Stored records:
▼

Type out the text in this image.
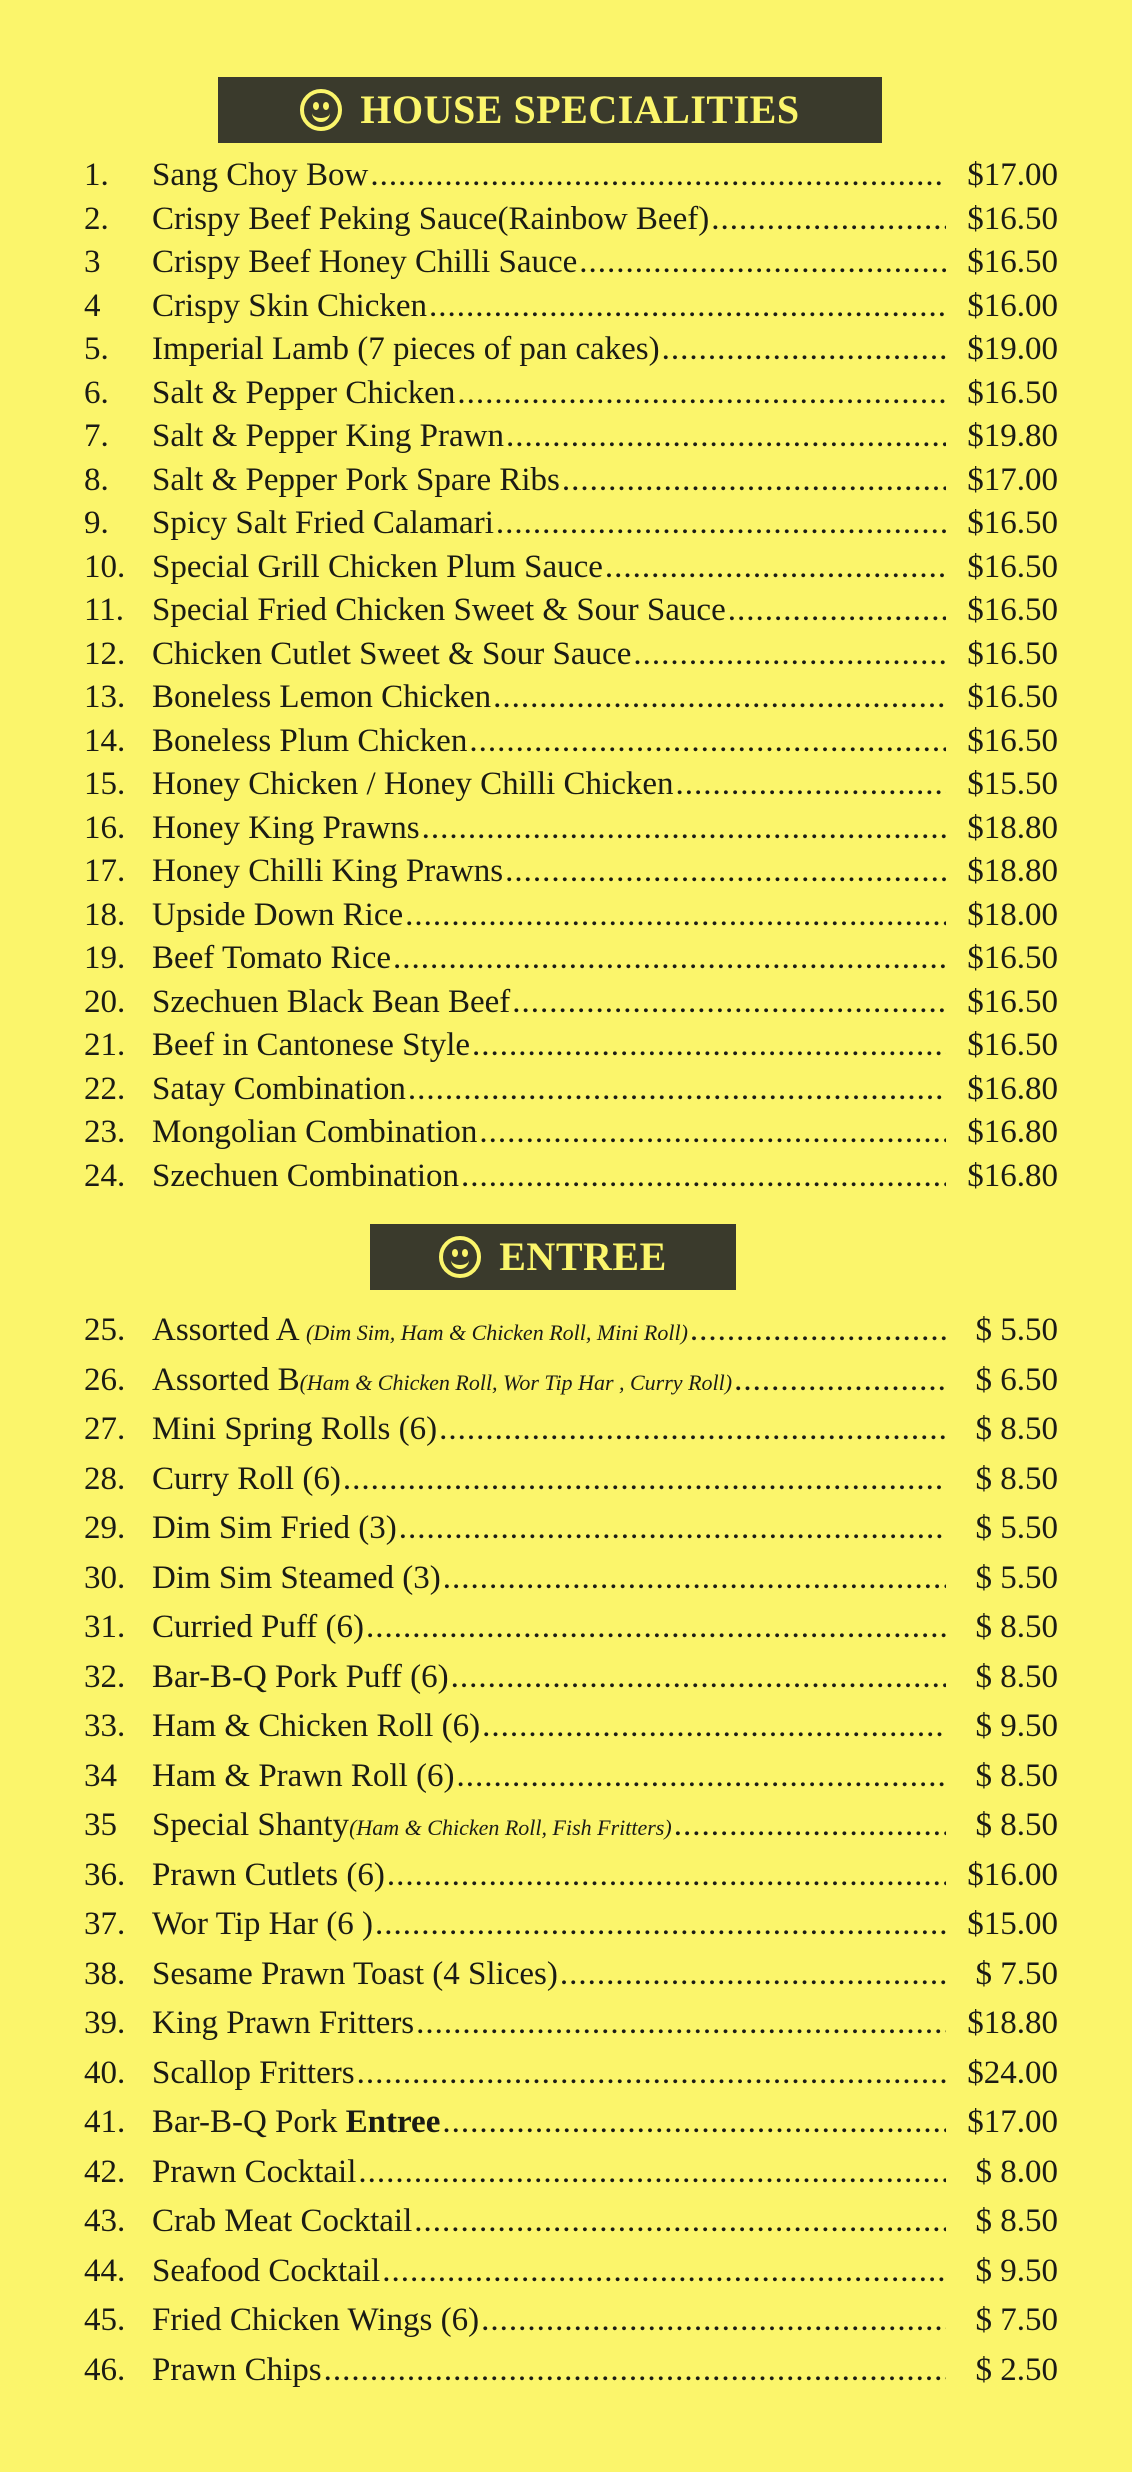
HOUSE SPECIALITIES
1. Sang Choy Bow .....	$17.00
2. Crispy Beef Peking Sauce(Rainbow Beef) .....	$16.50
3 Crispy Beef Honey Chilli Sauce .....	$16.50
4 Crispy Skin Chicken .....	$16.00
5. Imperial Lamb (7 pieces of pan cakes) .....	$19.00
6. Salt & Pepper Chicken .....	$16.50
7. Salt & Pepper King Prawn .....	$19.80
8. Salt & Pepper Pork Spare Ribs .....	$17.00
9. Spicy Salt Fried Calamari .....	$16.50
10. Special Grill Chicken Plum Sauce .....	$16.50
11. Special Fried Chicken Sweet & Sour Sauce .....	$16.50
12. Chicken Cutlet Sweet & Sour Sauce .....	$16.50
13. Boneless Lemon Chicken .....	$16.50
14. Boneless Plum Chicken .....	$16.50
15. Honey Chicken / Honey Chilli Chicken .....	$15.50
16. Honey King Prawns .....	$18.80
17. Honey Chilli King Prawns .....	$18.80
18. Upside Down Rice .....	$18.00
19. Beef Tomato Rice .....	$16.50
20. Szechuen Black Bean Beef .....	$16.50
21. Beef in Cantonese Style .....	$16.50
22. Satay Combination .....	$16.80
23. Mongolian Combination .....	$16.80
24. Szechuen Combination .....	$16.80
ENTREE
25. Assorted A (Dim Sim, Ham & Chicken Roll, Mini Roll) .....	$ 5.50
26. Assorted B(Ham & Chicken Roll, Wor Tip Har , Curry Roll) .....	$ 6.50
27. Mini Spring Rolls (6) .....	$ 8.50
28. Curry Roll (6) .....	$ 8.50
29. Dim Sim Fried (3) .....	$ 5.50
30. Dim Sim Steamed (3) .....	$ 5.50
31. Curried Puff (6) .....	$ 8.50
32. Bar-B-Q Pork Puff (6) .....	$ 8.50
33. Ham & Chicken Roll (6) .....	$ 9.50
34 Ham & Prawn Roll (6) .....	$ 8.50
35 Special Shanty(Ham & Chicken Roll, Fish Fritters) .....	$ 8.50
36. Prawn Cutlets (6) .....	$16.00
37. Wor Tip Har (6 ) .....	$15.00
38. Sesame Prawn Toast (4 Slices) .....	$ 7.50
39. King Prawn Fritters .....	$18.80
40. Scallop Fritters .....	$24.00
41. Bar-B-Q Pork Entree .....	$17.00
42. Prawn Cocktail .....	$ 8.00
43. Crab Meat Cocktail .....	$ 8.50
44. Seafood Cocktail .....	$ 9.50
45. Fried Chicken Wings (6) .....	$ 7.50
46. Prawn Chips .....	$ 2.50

▲

_What the task asks_: Transcribe every record above exactly, leaving out the pictures.

_Reply_:
Type out the text in this image.
HOUSE SPECIALITIES
1. Sang Choy Bow .....	$17.00
2. Crispy Beef Peking Sauce(Rainbow Beef) .....	$16.50
3 Crispy Beef Honey Chilli Sauce .....	$16.50
4 Crispy Skin Chicken .....	$16.00
5. Imperial Lamb (7 pieces of pan cakes) .....	$19.00
6. Salt & Pepper Chicken .....	$16.50
7. Salt & Pepper King Prawn .....	$19.80
8. Salt & Pepper Pork Spare Ribs .....	$17.00
9. Spicy Salt Fried Calamari .....	$16.50
10. Special Grill Chicken Plum Sauce .....	$16.50
11. Special Fried Chicken Sweet & Sour Sauce .....	$16.50
12. Chicken Cutlet Sweet & Sour Sauce .....	$16.50
13. Boneless Lemon Chicken .....	$16.50
14. Boneless Plum Chicken .....	$16.50
15. Honey Chicken / Honey Chilli Chicken .....	$15.50
16. Honey King Prawns .....	$18.80
17. Honey Chilli King Prawns .....	$18.80
18. Upside Down Rice .....	$18.00
19. Beef Tomato Rice .....	$16.50
20. Szechuen Black Bean Beef .....	$16.50
21. Beef in Cantonese Style .....	$16.50
22. Satay Combination .....	$16.80
23. Mongolian Combination .....	$16.80
24. Szechuen Combination .....	$16.80
ENTREE
25. Assorted A (Dim Sim, Ham & Chicken Roll, Mini Roll) .....	$ 5.50
26. Assorted B(Ham & Chicken Roll, Wor Tip Har , Curry Roll) .....	$ 6.50
27. Mini Spring Rolls (6) .....	$ 8.50
28. Curry Roll (6) .....	$ 8.50
29. Dim Sim Fried (3) .....	$ 5.50
30. Dim Sim Steamed (3) .....	$ 5.50
31. Curried Puff (6) .....	$ 8.50
32. Bar-B-Q Pork Puff (6) .....	$ 8.50
33. Ham & Chicken Roll (6) .....	$ 9.50
34 Ham & Prawn Roll (6) .....	$ 8.50
35 Special Shanty(Ham & Chicken Roll, Fish Fritters) .....	$ 8.50
36. Prawn Cutlets (6) .....	$16.00
37. Wor Tip Har (6 ) .....	$15.00
38. Sesame Prawn Toast (4 Slices) .....	$ 7.50
39. King Prawn Fritters .....	$18.80
40. Scallop Fritters .....	$24.00
41. Bar-B-Q Pork Entree .....	$17.00
42. Prawn Cocktail .....	$ 8.00
43. Crab Meat Cocktail .....	$ 8.50
44. Seafood Cocktail .....	$ 9.50
45. Fried Chicken Wings (6) .....	$ 7.50
46. Prawn Chips .....	$ 2.50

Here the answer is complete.